*Exercise instructions*: Select and copy out every line in the records containing "innych".
--- Start Data shown ---
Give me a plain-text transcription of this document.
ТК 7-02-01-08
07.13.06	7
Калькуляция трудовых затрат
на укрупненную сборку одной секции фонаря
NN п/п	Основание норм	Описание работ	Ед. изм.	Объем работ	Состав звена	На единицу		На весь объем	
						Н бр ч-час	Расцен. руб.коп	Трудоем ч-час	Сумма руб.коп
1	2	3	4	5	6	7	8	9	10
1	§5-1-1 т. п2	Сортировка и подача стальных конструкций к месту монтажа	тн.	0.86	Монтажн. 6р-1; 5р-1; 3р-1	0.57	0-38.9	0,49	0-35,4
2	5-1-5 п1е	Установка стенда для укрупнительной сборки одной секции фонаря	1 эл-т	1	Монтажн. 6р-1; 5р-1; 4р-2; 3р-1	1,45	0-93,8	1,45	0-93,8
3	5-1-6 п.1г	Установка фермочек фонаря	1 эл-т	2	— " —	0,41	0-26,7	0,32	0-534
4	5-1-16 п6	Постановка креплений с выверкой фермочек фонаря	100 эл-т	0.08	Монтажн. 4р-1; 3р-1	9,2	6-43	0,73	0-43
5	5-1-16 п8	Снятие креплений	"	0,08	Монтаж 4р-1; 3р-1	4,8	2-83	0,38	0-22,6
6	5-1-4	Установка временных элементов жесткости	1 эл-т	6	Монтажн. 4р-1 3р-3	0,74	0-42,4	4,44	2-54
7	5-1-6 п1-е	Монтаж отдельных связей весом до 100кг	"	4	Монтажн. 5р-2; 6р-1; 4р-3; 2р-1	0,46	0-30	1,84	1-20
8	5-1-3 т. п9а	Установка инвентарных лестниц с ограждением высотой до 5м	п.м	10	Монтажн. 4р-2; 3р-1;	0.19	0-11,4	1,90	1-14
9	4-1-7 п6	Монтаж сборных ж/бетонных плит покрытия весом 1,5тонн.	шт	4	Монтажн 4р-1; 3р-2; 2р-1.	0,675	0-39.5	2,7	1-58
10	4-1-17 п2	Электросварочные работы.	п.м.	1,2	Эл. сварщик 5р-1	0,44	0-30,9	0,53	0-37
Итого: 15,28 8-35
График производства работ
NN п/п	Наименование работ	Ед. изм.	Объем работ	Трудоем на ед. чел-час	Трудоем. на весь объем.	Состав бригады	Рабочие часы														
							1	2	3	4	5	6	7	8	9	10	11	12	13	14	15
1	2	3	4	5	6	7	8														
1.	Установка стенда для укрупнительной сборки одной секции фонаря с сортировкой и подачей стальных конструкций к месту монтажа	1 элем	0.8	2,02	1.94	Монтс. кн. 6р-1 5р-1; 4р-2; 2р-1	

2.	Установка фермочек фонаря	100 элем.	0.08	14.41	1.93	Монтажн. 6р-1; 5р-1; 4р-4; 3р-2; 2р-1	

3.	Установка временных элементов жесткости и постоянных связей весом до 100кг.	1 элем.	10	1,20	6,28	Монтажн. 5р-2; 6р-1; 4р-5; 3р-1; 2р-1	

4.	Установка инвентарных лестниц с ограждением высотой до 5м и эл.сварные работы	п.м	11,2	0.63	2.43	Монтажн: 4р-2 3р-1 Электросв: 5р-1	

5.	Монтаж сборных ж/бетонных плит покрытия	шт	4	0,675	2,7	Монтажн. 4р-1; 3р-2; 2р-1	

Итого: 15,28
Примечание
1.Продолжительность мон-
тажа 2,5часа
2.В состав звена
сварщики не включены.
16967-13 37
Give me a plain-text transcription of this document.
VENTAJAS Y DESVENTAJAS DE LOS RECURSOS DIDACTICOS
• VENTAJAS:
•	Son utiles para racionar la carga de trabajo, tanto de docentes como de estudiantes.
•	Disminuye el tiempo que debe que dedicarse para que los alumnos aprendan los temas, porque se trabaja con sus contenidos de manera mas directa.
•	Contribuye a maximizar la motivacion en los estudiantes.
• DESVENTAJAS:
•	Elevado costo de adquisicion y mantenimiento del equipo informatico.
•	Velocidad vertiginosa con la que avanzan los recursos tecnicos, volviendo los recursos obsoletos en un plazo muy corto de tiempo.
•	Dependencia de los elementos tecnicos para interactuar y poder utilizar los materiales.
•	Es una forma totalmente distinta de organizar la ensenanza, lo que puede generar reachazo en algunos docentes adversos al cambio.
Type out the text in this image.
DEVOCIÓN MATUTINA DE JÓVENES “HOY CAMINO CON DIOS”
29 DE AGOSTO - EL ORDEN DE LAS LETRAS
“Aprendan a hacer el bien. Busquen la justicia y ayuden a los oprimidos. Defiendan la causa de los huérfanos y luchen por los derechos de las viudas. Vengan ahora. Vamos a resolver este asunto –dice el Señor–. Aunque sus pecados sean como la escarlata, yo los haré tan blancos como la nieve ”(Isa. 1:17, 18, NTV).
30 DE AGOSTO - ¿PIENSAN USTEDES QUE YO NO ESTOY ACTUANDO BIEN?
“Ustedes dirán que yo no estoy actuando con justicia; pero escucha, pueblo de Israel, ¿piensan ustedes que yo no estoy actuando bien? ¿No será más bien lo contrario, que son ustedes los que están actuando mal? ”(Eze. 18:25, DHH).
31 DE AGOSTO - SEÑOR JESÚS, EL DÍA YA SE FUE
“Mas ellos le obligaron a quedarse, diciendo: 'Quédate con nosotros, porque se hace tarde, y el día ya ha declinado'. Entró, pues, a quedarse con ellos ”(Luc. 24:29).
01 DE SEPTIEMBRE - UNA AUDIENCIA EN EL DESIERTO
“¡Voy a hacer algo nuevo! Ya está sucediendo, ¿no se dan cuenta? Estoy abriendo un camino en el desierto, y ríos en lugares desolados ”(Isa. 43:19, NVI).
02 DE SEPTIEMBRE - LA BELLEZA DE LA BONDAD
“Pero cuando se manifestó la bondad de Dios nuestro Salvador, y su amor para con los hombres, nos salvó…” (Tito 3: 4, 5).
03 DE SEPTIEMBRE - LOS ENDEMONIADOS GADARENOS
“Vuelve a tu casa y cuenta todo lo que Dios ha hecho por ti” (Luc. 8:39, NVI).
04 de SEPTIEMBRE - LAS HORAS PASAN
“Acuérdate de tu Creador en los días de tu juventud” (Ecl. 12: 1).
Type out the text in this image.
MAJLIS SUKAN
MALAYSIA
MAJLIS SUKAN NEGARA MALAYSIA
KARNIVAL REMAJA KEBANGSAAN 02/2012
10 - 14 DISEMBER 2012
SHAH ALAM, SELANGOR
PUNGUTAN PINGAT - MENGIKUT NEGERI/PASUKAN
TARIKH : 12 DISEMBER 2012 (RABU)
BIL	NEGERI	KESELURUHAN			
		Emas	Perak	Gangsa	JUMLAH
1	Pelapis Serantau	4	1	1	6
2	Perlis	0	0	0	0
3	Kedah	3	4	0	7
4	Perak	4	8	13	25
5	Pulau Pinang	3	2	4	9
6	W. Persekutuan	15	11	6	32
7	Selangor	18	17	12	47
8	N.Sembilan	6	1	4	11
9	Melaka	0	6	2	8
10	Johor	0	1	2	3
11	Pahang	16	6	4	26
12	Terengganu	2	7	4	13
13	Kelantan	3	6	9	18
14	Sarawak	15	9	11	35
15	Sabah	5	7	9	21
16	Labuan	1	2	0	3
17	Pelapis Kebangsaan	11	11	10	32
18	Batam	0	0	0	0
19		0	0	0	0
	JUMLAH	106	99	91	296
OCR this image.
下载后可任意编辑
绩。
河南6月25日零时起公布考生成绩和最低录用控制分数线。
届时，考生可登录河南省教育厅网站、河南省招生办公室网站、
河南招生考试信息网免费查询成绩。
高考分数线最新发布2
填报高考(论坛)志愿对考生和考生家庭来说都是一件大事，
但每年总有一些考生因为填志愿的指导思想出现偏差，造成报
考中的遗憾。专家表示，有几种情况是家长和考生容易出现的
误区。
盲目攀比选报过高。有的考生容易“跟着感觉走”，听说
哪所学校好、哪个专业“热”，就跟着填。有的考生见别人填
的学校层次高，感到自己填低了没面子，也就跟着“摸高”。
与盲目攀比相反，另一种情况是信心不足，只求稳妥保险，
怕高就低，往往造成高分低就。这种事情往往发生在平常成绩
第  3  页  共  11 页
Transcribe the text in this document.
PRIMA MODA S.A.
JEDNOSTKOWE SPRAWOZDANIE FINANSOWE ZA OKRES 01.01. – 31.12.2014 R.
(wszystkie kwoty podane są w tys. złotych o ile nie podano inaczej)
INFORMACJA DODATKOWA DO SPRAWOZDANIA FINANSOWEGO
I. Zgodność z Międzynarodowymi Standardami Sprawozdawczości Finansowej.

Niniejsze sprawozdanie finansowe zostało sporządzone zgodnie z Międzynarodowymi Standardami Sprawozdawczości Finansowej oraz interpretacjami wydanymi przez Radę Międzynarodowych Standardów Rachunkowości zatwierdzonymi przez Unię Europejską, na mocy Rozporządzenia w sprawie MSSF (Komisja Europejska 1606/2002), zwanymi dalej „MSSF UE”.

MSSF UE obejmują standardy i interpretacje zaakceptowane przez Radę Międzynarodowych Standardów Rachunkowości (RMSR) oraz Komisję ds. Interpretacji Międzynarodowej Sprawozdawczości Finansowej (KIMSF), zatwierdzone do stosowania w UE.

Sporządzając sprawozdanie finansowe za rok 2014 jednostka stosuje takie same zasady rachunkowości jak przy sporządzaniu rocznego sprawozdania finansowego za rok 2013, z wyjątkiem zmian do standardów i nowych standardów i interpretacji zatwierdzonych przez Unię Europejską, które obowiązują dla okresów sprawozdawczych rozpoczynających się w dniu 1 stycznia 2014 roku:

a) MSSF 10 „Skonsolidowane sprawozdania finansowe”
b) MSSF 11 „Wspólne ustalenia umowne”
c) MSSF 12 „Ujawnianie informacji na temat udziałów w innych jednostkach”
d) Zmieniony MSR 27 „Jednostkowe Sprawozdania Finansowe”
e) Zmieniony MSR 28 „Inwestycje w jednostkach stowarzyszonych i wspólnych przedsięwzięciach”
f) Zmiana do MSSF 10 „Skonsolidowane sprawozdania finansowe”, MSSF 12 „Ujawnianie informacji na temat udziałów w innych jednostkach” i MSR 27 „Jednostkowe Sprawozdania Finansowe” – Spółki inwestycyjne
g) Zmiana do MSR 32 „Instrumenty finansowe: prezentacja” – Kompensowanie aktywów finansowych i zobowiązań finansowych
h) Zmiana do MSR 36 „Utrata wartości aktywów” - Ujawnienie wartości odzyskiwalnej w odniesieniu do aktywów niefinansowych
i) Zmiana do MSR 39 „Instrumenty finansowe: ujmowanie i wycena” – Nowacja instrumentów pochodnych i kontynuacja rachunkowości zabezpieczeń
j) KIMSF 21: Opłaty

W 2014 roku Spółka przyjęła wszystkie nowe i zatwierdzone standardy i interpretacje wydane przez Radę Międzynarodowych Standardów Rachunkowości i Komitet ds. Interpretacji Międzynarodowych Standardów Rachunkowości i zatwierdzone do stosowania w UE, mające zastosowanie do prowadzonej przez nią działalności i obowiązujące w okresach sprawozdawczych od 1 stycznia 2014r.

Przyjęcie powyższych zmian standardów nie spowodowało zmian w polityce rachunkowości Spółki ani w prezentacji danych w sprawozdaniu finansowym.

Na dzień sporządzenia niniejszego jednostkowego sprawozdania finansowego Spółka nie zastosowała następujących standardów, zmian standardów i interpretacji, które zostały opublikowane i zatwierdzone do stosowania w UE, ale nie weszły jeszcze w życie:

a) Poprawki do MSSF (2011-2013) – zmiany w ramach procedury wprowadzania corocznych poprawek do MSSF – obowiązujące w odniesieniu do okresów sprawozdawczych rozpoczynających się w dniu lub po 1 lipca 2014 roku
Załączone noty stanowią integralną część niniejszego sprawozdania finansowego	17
--- End Data shown ---
*Response below*:
c) MSSF 12 „Ujawnianie informacji na temat udziałów w innych jednostkach”
f) Zmiana do MSSF 10 „Skonsolidowane sprawozdania finansowe”, MSSF 12 „Ujawnianie informacji na temat udziałów w innych jednostkach” i MSR 27 „Jednostkowe Sprawozdania Finansowe” – Spółki inwestycyjne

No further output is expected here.